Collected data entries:
※

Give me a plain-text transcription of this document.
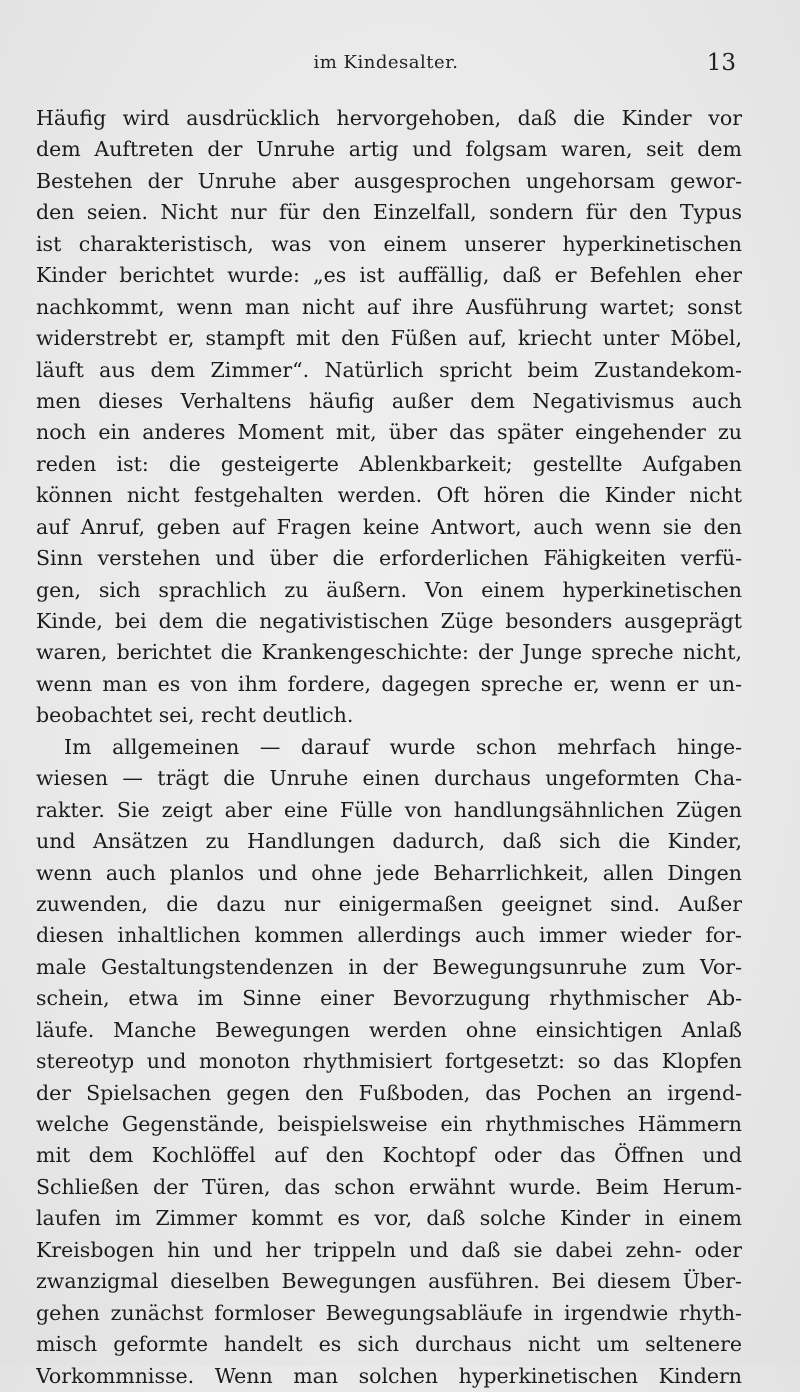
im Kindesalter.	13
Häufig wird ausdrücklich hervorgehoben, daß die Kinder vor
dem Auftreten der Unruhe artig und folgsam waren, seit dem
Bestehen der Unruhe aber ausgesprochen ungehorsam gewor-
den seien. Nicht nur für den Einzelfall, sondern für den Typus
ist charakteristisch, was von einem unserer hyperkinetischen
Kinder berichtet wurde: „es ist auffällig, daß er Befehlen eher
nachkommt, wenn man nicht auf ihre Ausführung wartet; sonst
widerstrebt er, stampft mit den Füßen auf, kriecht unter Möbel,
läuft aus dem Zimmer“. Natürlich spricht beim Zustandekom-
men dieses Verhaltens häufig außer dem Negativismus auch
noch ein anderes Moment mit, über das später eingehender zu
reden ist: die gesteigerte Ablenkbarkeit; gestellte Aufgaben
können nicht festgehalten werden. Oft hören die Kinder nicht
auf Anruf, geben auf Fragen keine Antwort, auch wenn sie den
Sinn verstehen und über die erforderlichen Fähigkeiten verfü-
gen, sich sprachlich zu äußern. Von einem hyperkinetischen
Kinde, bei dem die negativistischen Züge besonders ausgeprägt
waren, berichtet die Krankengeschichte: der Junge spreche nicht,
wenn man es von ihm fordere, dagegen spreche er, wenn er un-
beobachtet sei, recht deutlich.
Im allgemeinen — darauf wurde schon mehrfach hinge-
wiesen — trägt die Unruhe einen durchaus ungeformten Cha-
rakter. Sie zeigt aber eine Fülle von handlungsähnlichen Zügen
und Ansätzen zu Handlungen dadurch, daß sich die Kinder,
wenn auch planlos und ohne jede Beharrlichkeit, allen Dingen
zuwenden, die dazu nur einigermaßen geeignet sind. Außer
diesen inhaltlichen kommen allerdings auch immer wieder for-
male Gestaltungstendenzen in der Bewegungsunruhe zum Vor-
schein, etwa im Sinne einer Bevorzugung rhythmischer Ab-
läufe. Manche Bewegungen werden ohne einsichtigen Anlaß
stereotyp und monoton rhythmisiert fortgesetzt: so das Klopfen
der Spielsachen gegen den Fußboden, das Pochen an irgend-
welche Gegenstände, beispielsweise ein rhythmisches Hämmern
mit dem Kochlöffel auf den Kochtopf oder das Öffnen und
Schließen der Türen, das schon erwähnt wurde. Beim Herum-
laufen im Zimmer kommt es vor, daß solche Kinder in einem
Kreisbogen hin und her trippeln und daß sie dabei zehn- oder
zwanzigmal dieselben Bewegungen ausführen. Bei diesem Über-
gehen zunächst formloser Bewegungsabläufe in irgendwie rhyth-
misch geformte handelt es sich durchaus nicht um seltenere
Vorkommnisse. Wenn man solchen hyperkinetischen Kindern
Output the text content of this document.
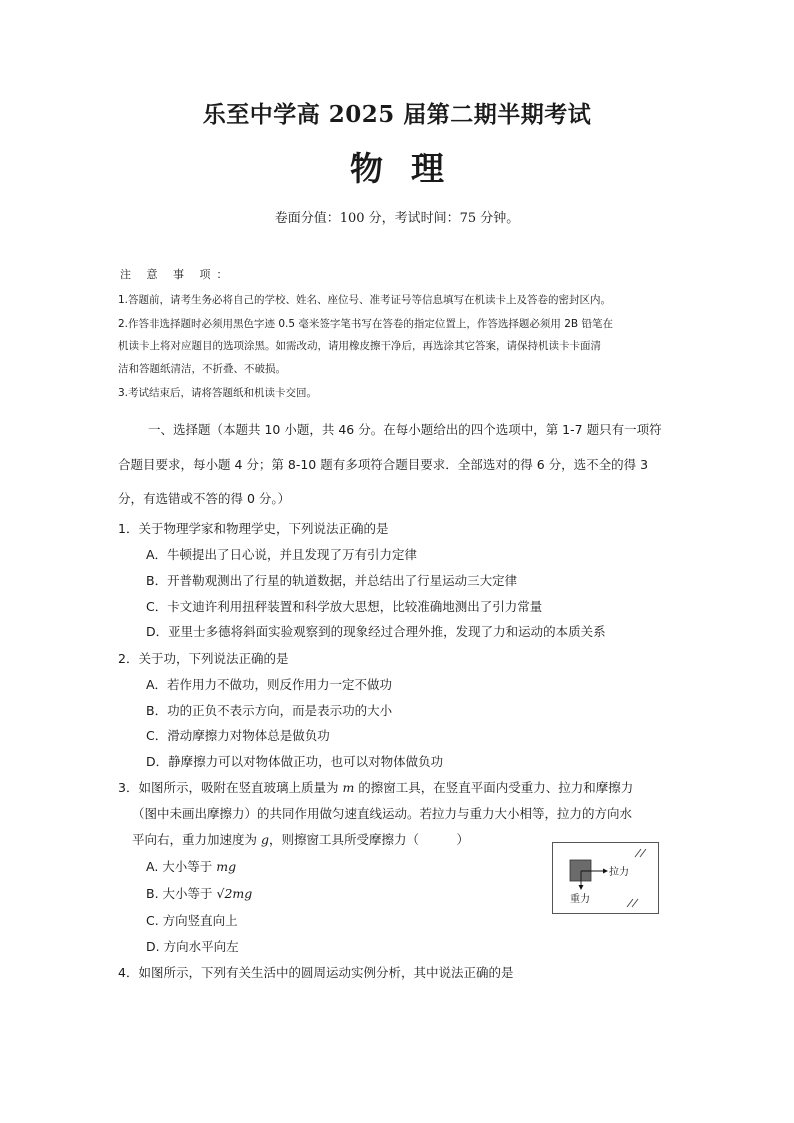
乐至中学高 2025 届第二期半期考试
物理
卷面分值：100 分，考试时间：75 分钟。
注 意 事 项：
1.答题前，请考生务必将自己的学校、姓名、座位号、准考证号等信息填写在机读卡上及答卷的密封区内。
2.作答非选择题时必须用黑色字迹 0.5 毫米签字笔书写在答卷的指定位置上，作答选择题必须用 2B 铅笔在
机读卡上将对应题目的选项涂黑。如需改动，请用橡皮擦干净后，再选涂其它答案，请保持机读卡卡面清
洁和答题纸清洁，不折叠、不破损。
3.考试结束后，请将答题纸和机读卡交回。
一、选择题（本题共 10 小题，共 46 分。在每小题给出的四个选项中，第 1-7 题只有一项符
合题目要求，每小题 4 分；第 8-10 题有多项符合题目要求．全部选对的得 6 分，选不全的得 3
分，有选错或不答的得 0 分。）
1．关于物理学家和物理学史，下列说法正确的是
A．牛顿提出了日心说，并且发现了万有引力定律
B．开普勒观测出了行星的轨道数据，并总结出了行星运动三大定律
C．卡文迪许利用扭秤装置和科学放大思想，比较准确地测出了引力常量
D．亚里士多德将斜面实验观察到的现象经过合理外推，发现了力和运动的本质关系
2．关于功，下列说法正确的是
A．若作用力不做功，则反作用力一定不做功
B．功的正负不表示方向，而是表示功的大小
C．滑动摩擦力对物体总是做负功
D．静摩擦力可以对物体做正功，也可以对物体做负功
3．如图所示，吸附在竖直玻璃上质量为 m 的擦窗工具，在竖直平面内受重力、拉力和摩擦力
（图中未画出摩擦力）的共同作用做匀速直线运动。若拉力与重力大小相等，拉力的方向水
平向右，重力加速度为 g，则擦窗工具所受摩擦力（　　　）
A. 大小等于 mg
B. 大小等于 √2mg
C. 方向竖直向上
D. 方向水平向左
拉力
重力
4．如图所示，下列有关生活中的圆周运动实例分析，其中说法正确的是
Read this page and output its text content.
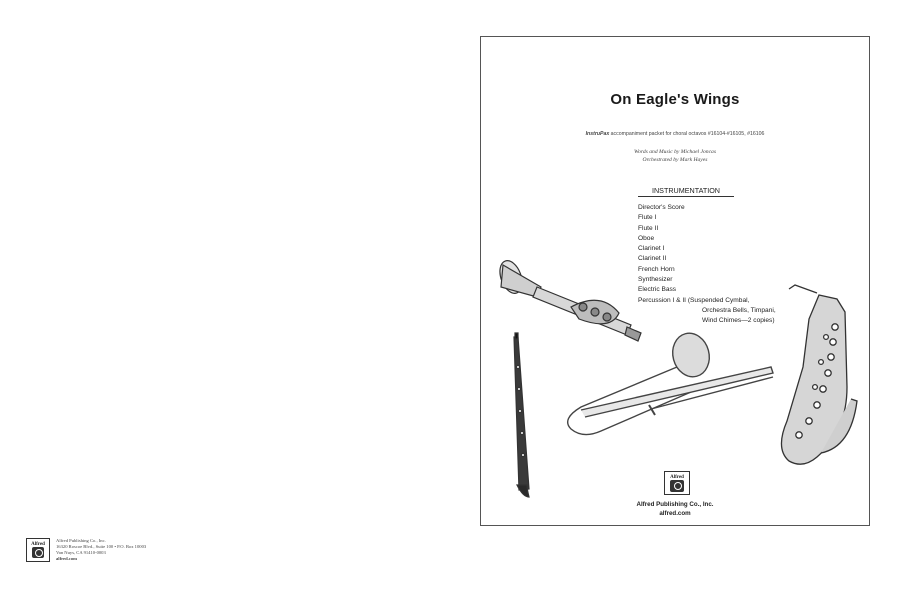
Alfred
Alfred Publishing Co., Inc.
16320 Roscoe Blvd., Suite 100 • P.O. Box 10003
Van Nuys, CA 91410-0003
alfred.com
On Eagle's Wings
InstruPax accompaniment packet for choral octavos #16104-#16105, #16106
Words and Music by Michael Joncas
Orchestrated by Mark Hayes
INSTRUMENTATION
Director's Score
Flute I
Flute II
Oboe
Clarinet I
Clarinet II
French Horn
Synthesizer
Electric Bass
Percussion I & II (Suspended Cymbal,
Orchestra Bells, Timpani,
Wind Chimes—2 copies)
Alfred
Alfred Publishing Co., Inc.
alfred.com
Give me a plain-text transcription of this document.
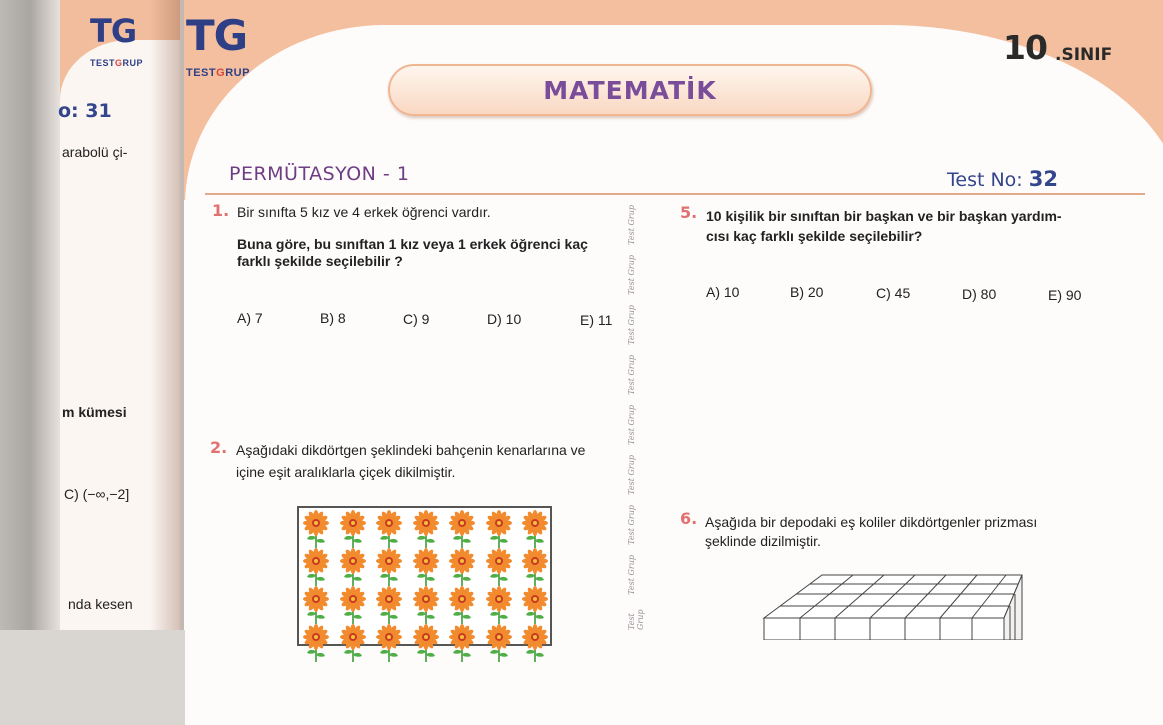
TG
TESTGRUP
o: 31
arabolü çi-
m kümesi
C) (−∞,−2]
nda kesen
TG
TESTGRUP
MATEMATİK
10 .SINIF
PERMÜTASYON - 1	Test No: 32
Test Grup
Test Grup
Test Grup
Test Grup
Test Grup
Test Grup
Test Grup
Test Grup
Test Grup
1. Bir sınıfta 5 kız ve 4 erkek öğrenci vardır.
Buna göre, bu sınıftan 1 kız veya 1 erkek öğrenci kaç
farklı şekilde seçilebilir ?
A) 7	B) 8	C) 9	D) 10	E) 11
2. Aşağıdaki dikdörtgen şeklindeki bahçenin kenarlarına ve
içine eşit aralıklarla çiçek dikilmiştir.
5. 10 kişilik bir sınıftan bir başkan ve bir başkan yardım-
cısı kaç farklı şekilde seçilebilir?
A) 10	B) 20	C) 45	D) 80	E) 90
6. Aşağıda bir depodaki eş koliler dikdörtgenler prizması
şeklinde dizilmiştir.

※

Each line with the string "text" in it needs to be found and copied.

Give me a plain-text transcription of this document.
Output the text content of this document.
Read this page and output its text content.
Give me a plain-text transcription of this document.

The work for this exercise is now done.